» REQUIRED WORK
Using the records that follow, copy every line containing the word "heating".

(Figure record extracts)
_ _ _ _ _
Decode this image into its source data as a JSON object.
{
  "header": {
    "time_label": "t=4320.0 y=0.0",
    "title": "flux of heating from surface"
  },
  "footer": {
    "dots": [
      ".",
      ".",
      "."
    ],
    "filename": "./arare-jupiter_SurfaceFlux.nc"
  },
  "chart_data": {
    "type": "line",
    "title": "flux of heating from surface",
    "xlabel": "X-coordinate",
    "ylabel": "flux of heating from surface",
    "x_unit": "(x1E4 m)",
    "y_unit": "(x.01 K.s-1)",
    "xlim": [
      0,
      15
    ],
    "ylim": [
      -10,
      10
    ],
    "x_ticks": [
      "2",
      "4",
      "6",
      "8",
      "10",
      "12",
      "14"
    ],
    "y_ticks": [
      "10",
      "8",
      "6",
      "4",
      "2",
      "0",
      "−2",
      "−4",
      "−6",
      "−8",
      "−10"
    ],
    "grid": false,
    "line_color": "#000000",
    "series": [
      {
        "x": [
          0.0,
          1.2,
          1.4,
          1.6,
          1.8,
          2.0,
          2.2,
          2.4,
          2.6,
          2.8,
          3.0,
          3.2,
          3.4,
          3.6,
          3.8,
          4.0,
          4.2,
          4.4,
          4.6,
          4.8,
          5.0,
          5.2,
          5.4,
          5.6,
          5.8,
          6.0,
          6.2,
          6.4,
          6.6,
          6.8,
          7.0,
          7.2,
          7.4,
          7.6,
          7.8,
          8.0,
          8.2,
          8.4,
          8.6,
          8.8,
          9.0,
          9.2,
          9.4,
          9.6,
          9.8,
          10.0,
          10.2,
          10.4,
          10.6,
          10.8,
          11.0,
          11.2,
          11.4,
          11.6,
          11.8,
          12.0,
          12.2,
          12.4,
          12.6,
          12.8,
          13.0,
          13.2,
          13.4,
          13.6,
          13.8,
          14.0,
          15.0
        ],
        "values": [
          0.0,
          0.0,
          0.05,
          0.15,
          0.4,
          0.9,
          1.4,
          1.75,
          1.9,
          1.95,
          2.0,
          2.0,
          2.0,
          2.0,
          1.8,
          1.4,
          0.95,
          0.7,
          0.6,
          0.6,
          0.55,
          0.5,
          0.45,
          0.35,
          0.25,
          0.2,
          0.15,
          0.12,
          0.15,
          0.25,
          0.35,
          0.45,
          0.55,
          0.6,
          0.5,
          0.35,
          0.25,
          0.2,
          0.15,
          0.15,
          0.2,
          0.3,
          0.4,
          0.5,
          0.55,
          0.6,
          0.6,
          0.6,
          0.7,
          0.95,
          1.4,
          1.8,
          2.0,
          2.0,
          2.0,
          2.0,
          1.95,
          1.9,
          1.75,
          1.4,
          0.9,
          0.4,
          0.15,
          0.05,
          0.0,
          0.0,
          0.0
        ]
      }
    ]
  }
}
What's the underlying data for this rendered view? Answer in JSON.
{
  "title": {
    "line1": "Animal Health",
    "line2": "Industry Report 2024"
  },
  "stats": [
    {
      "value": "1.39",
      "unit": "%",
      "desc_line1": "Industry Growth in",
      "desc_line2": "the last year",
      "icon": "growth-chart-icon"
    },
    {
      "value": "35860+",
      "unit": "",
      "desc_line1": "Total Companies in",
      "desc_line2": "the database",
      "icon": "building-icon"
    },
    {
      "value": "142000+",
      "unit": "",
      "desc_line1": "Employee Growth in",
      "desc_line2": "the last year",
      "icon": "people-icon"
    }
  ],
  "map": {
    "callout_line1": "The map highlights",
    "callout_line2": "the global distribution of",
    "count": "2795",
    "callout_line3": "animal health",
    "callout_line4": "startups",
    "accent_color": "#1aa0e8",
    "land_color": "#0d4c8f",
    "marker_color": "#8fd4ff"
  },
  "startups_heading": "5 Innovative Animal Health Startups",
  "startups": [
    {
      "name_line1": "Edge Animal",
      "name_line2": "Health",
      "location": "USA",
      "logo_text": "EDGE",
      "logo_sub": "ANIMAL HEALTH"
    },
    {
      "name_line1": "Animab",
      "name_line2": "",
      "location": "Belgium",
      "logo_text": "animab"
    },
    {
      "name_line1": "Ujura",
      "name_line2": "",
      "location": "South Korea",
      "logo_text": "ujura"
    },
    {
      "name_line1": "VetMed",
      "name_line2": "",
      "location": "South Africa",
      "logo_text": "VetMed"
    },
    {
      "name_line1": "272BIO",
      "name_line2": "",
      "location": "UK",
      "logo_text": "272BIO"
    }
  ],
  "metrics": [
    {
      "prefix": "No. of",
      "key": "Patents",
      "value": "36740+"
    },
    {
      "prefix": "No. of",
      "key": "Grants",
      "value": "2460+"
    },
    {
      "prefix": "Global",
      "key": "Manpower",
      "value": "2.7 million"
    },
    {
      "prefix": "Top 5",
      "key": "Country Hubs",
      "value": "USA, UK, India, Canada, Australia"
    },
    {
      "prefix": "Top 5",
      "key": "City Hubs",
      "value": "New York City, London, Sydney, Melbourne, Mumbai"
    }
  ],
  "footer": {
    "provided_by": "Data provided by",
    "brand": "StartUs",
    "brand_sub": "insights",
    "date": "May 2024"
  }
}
_ _ _ _ _
» ANSWER TO THE TASK
    "title": "flux of heating from surface"
    "title": "flux of heating from surface",
    "ylabel": "flux of heating from surface",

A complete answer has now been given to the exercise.